EXERCISE TASK:
Omit the images, then print each record below exactly as it reads.

++++++++

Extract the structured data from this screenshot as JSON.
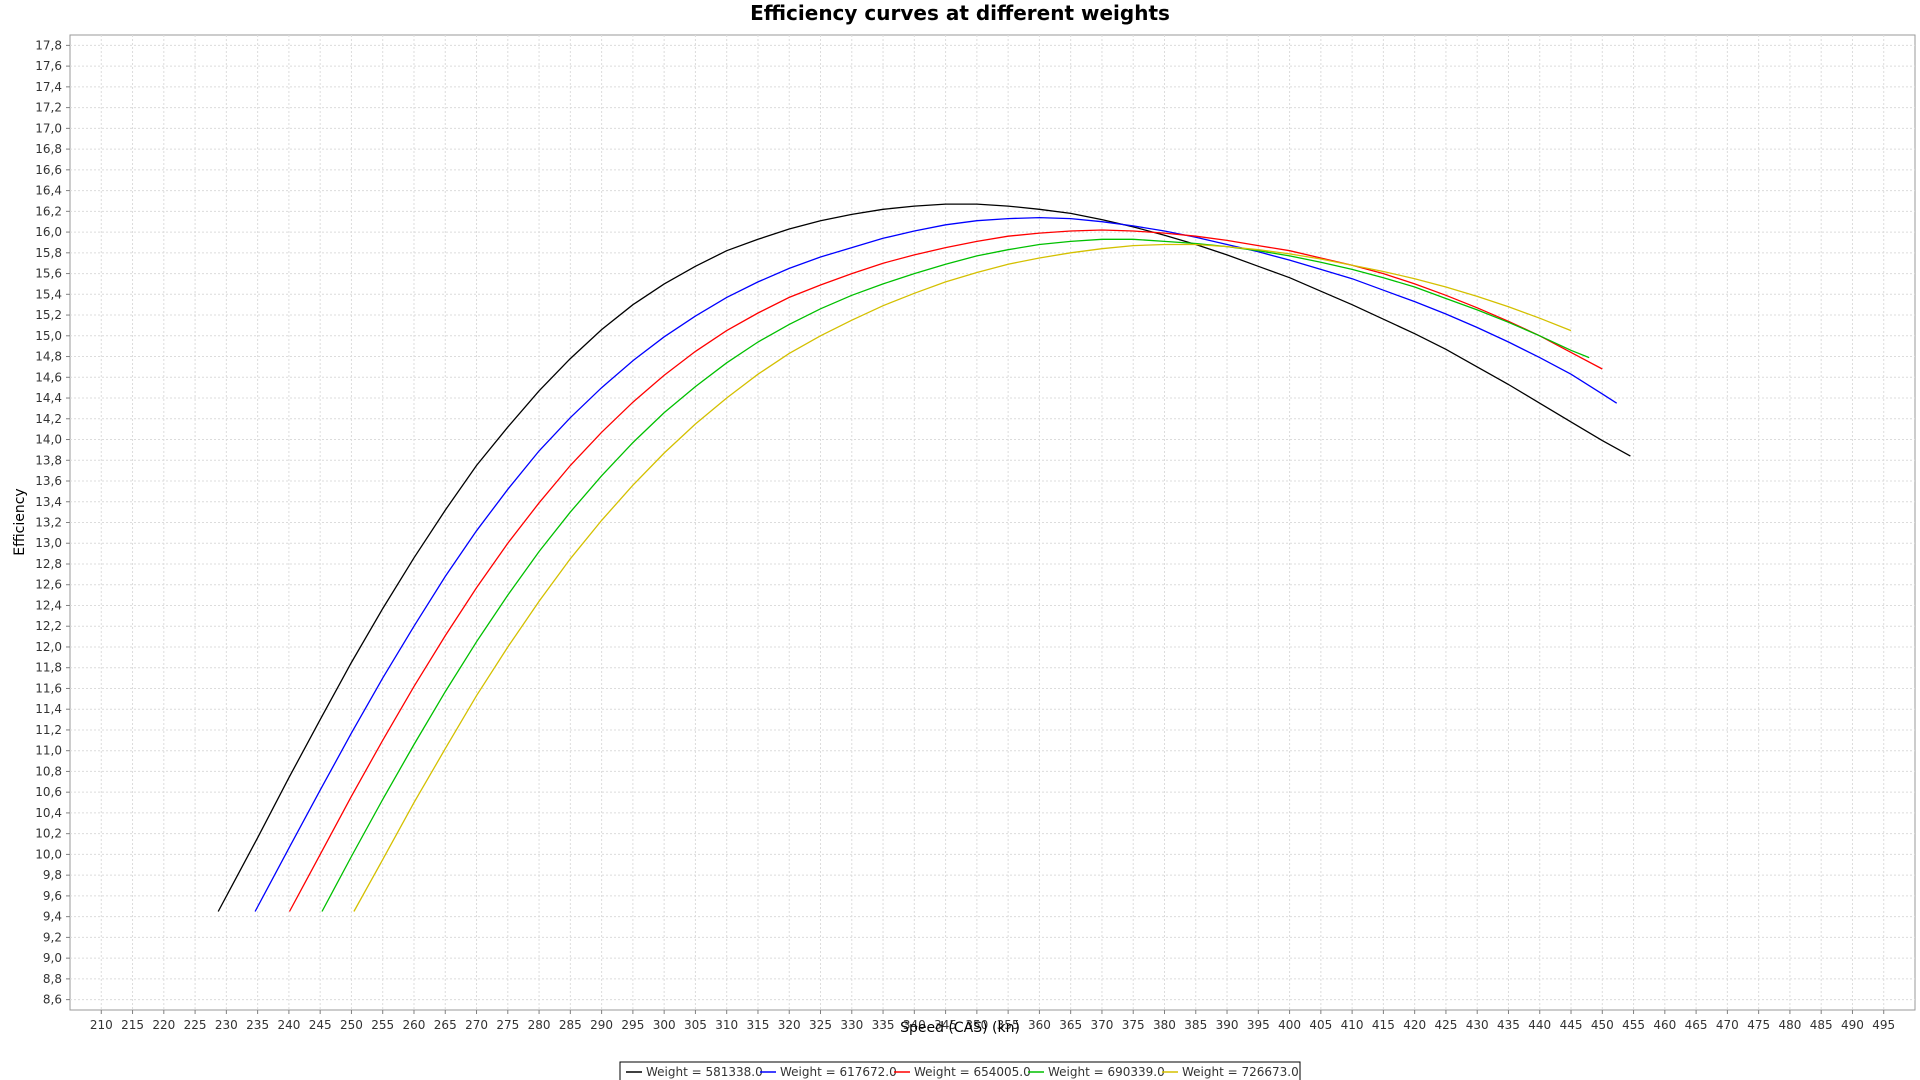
{
  "chart_data": {
    "type": "line",
    "title": "Efficiency curves at different weights",
    "xlabel": "Speed (CAS) (kn)",
    "ylabel": "Efficiency",
    "xlim": [
      205,
      500
    ],
    "ylim": [
      8.5,
      17.9
    ],
    "x_ticks": [
      210,
      215,
      220,
      225,
      230,
      235,
      240,
      245,
      250,
      255,
      260,
      265,
      270,
      275,
      280,
      285,
      290,
      295,
      300,
      305,
      310,
      315,
      320,
      325,
      330,
      335,
      340,
      345,
      350,
      355,
      360,
      365,
      370,
      375,
      380,
      385,
      390,
      395,
      400,
      405,
      410,
      415,
      420,
      425,
      430,
      435,
      440,
      445,
      450,
      455,
      460,
      465,
      470,
      475,
      480,
      485,
      490,
      495
    ],
    "y_ticks": [
      8.6,
      8.8,
      9.0,
      9.2,
      9.4,
      9.6,
      9.8,
      10.0,
      10.2,
      10.4,
      10.6,
      10.8,
      11.0,
      11.2,
      11.4,
      11.6,
      11.8,
      12.0,
      12.2,
      12.4,
      12.6,
      12.8,
      13.0,
      13.2,
      13.4,
      13.6,
      13.8,
      14.0,
      14.2,
      14.4,
      14.6,
      14.8,
      15.0,
      15.2,
      15.4,
      15.6,
      15.8,
      16.0,
      16.2,
      16.4,
      16.6,
      16.8,
      17.0,
      17.2,
      17.4,
      17.6,
      17.8
    ],
    "decimal_separator": ",",
    "grid": true,
    "legend_position": "bottom",
    "series": [
      {
        "name": "Weight = 581338.0",
        "color": "#000000",
        "x": [
          228.7,
          235,
          240,
          245,
          250,
          255,
          260,
          265,
          270,
          275,
          280,
          285,
          290,
          295,
          300,
          305,
          310,
          315,
          320,
          325,
          330,
          335,
          340,
          345,
          350,
          355,
          360,
          365,
          370,
          375,
          380,
          385,
          390,
          395,
          400,
          405,
          410,
          415,
          420,
          425,
          430,
          435,
          440,
          445,
          450,
          454.5
        ],
        "y": [
          9.45,
          10.16,
          10.74,
          11.3,
          11.85,
          12.37,
          12.86,
          13.32,
          13.75,
          14.12,
          14.47,
          14.78,
          15.06,
          15.3,
          15.5,
          15.67,
          15.82,
          15.93,
          16.03,
          16.11,
          16.17,
          16.22,
          16.25,
          16.27,
          16.27,
          16.25,
          16.22,
          16.18,
          16.12,
          16.05,
          15.97,
          15.88,
          15.78,
          15.67,
          15.56,
          15.43,
          15.3,
          15.16,
          15.02,
          14.87,
          14.7,
          14.53,
          14.35,
          14.17,
          13.99,
          13.84
        ]
      },
      {
        "name": "Weight = 617672.0",
        "color": "#0000ff",
        "x": [
          234.6,
          240,
          245,
          250,
          255,
          260,
          265,
          270,
          275,
          280,
          285,
          290,
          295,
          300,
          305,
          310,
          315,
          320,
          325,
          330,
          335,
          340,
          345,
          350,
          355,
          360,
          365,
          370,
          375,
          380,
          385,
          390,
          395,
          400,
          405,
          410,
          415,
          420,
          425,
          430,
          435,
          440,
          445,
          450,
          452.3
        ],
        "y": [
          9.45,
          10.06,
          10.62,
          11.17,
          11.7,
          12.2,
          12.68,
          13.12,
          13.52,
          13.89,
          14.21,
          14.5,
          14.76,
          14.99,
          15.19,
          15.37,
          15.52,
          15.65,
          15.76,
          15.85,
          15.94,
          16.01,
          16.07,
          16.11,
          16.13,
          16.14,
          16.13,
          16.1,
          16.06,
          16.01,
          15.95,
          15.88,
          15.81,
          15.73,
          15.64,
          15.55,
          15.44,
          15.33,
          15.21,
          15.08,
          14.94,
          14.79,
          14.63,
          14.44,
          14.35
        ]
      },
      {
        "name": "Weight = 654005.0",
        "color": "#ff0000",
        "x": [
          240.1,
          245,
          250,
          255,
          260,
          265,
          270,
          275,
          280,
          285,
          290,
          295,
          300,
          305,
          310,
          315,
          320,
          325,
          330,
          335,
          340,
          345,
          350,
          355,
          360,
          365,
          370,
          375,
          380,
          385,
          390,
          395,
          400,
          405,
          410,
          415,
          420,
          425,
          430,
          435,
          440,
          445,
          450
        ],
        "y": [
          9.45,
          10.0,
          10.56,
          11.1,
          11.62,
          12.11,
          12.57,
          13.0,
          13.39,
          13.75,
          14.07,
          14.36,
          14.62,
          14.85,
          15.05,
          15.22,
          15.37,
          15.49,
          15.6,
          15.7,
          15.78,
          15.85,
          15.91,
          15.96,
          15.99,
          16.01,
          16.02,
          16.01,
          15.99,
          15.96,
          15.92,
          15.87,
          15.82,
          15.75,
          15.68,
          15.6,
          15.5,
          15.39,
          15.27,
          15.14,
          15.0,
          14.84,
          14.68
        ]
      },
      {
        "name": "Weight = 690339.0",
        "color": "#00c000",
        "x": [
          245.3,
          250,
          255,
          260,
          265,
          270,
          275,
          280,
          285,
          290,
          295,
          300,
          305,
          310,
          315,
          320,
          325,
          330,
          335,
          340,
          345,
          350,
          355,
          360,
          365,
          370,
          375,
          380,
          385,
          390,
          395,
          400,
          405,
          410,
          415,
          420,
          425,
          430,
          435,
          440,
          445,
          447.9
        ],
        "y": [
          9.45,
          9.98,
          10.53,
          11.06,
          11.57,
          12.05,
          12.5,
          12.92,
          13.3,
          13.65,
          13.97,
          14.26,
          14.51,
          14.74,
          14.94,
          15.11,
          15.26,
          15.39,
          15.5,
          15.6,
          15.69,
          15.77,
          15.83,
          15.88,
          15.91,
          15.93,
          15.93,
          15.91,
          15.89,
          15.86,
          15.82,
          15.77,
          15.71,
          15.64,
          15.56,
          15.47,
          15.36,
          15.25,
          15.13,
          15.0,
          14.86,
          14.79
        ]
      },
      {
        "name": "Weight = 726673.0",
        "color": "#d4c000",
        "x": [
          250.4,
          255,
          260,
          265,
          270,
          275,
          280,
          285,
          290,
          295,
          300,
          305,
          310,
          315,
          320,
          325,
          330,
          335,
          340,
          345,
          350,
          355,
          360,
          365,
          370,
          375,
          380,
          385,
          390,
          395,
          400,
          405,
          410,
          415,
          420,
          425,
          430,
          435,
          440,
          445
        ],
        "y": [
          9.45,
          9.95,
          10.5,
          11.02,
          11.53,
          12.0,
          12.44,
          12.85,
          13.22,
          13.56,
          13.87,
          14.15,
          14.4,
          14.63,
          14.83,
          15.0,
          15.15,
          15.29,
          15.41,
          15.52,
          15.61,
          15.69,
          15.75,
          15.8,
          15.84,
          15.87,
          15.88,
          15.88,
          15.86,
          15.83,
          15.79,
          15.74,
          15.68,
          15.62,
          15.55,
          15.47,
          15.38,
          15.28,
          15.17,
          15.05
        ]
      }
    ]
  }
}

++++++++

WRITTEN RESPONSE:
Extract the structured data from this screenshot as JSON.
{
  "chart_data": {
    "type": "line",
    "title": "Efficiency curves at different weights",
    "xlabel": "Speed (CAS) (kn)",
    "ylabel": "Efficiency",
    "xlim": [
      205,
      500
    ],
    "ylim": [
      8.5,
      17.9
    ],
    "x_ticks": [
      210,
      215,
      220,
      225,
      230,
      235,
      240,
      245,
      250,
      255,
      260,
      265,
      270,
      275,
      280,
      285,
      290,
      295,
      300,
      305,
      310,
      315,
      320,
      325,
      330,
      335,
      340,
      345,
      350,
      355,
      360,
      365,
      370,
      375,
      380,
      385,
      390,
      395,
      400,
      405,
      410,
      415,
      420,
      425,
      430,
      435,
      440,
      445,
      450,
      455,
      460,
      465,
      470,
      475,
      480,
      485,
      490,
      495
    ],
    "y_ticks": [
      8.6,
      8.8,
      9.0,
      9.2,
      9.4,
      9.6,
      9.8,
      10.0,
      10.2,
      10.4,
      10.6,
      10.8,
      11.0,
      11.2,
      11.4,
      11.6,
      11.8,
      12.0,
      12.2,
      12.4,
      12.6,
      12.8,
      13.0,
      13.2,
      13.4,
      13.6,
      13.8,
      14.0,
      14.2,
      14.4,
      14.6,
      14.8,
      15.0,
      15.2,
      15.4,
      15.6,
      15.8,
      16.0,
      16.2,
      16.4,
      16.6,
      16.8,
      17.0,
      17.2,
      17.4,
      17.6,
      17.8
    ],
    "decimal_separator": ",",
    "grid": true,
    "legend_position": "bottom",
    "series": [
      {
        "name": "Weight = 581338.0",
        "color": "#000000",
        "x": [
          228.7,
          235,
          240,
          245,
          250,
          255,
          260,
          265,
          270,
          275,
          280,
          285,
          290,
          295,
          300,
          305,
          310,
          315,
          320,
          325,
          330,
          335,
          340,
          345,
          350,
          355,
          360,
          365,
          370,
          375,
          380,
          385,
          390,
          395,
          400,
          405,
          410,
          415,
          420,
          425,
          430,
          435,
          440,
          445,
          450,
          454.5
        ],
        "y": [
          9.45,
          10.16,
          10.74,
          11.3,
          11.85,
          12.37,
          12.86,
          13.32,
          13.75,
          14.12,
          14.47,
          14.78,
          15.06,
          15.3,
          15.5,
          15.67,
          15.82,
          15.93,
          16.03,
          16.11,
          16.17,
          16.22,
          16.25,
          16.27,
          16.27,
          16.25,
          16.22,
          16.18,
          16.12,
          16.05,
          15.97,
          15.88,
          15.78,
          15.67,
          15.56,
          15.43,
          15.3,
          15.16,
          15.02,
          14.87,
          14.7,
          14.53,
          14.35,
          14.17,
          13.99,
          13.84
        ]
      },
      {
        "name": "Weight = 617672.0",
        "color": "#0000ff",
        "x": [
          234.6,
          240,
          245,
          250,
          255,
          260,
          265,
          270,
          275,
          280,
          285,
          290,
          295,
          300,
          305,
          310,
          315,
          320,
          325,
          330,
          335,
          340,
          345,
          350,
          355,
          360,
          365,
          370,
          375,
          380,
          385,
          390,
          395,
          400,
          405,
          410,
          415,
          420,
          425,
          430,
          435,
          440,
          445,
          450,
          452.3
        ],
        "y": [
          9.45,
          10.06,
          10.62,
          11.17,
          11.7,
          12.2,
          12.68,
          13.12,
          13.52,
          13.89,
          14.21,
          14.5,
          14.76,
          14.99,
          15.19,
          15.37,
          15.52,
          15.65,
          15.76,
          15.85,
          15.94,
          16.01,
          16.07,
          16.11,
          16.13,
          16.14,
          16.13,
          16.1,
          16.06,
          16.01,
          15.95,
          15.88,
          15.81,
          15.73,
          15.64,
          15.55,
          15.44,
          15.33,
          15.21,
          15.08,
          14.94,
          14.79,
          14.63,
          14.44,
          14.35
        ]
      },
      {
        "name": "Weight = 654005.0",
        "color": "#ff0000",
        "x": [
          240.1,
          245,
          250,
          255,
          260,
          265,
          270,
          275,
          280,
          285,
          290,
          295,
          300,
          305,
          310,
          315,
          320,
          325,
          330,
          335,
          340,
          345,
          350,
          355,
          360,
          365,
          370,
          375,
          380,
          385,
          390,
          395,
          400,
          405,
          410,
          415,
          420,
          425,
          430,
          435,
          440,
          445,
          450
        ],
        "y": [
          9.45,
          10.0,
          10.56,
          11.1,
          11.62,
          12.11,
          12.57,
          13.0,
          13.39,
          13.75,
          14.07,
          14.36,
          14.62,
          14.85,
          15.05,
          15.22,
          15.37,
          15.49,
          15.6,
          15.7,
          15.78,
          15.85,
          15.91,
          15.96,
          15.99,
          16.01,
          16.02,
          16.01,
          15.99,
          15.96,
          15.92,
          15.87,
          15.82,
          15.75,
          15.68,
          15.6,
          15.5,
          15.39,
          15.27,
          15.14,
          15.0,
          14.84,
          14.68
        ]
      },
      {
        "name": "Weight = 690339.0",
        "color": "#00c000",
        "x": [
          245.3,
          250,
          255,
          260,
          265,
          270,
          275,
          280,
          285,
          290,
          295,
          300,
          305,
          310,
          315,
          320,
          325,
          330,
          335,
          340,
          345,
          350,
          355,
          360,
          365,
          370,
          375,
          380,
          385,
          390,
          395,
          400,
          405,
          410,
          415,
          420,
          425,
          430,
          435,
          440,
          445,
          447.9
        ],
        "y": [
          9.45,
          9.98,
          10.53,
          11.06,
          11.57,
          12.05,
          12.5,
          12.92,
          13.3,
          13.65,
          13.97,
          14.26,
          14.51,
          14.74,
          14.94,
          15.11,
          15.26,
          15.39,
          15.5,
          15.6,
          15.69,
          15.77,
          15.83,
          15.88,
          15.91,
          15.93,
          15.93,
          15.91,
          15.89,
          15.86,
          15.82,
          15.77,
          15.71,
          15.64,
          15.56,
          15.47,
          15.36,
          15.25,
          15.13,
          15.0,
          14.86,
          14.79
        ]
      },
      {
        "name": "Weight = 726673.0",
        "color": "#d4c000",
        "x": [
          250.4,
          255,
          260,
          265,
          270,
          275,
          280,
          285,
          290,
          295,
          300,
          305,
          310,
          315,
          320,
          325,
          330,
          335,
          340,
          345,
          350,
          355,
          360,
          365,
          370,
          375,
          380,
          385,
          390,
          395,
          400,
          405,
          410,
          415,
          420,
          425,
          430,
          435,
          440,
          445
        ],
        "y": [
          9.45,
          9.95,
          10.5,
          11.02,
          11.53,
          12.0,
          12.44,
          12.85,
          13.22,
          13.56,
          13.87,
          14.15,
          14.4,
          14.63,
          14.83,
          15.0,
          15.15,
          15.29,
          15.41,
          15.52,
          15.61,
          15.69,
          15.75,
          15.8,
          15.84,
          15.87,
          15.88,
          15.88,
          15.86,
          15.83,
          15.79,
          15.74,
          15.68,
          15.62,
          15.55,
          15.47,
          15.38,
          15.28,
          15.17,
          15.05
        ]
      }
    ]
  }
}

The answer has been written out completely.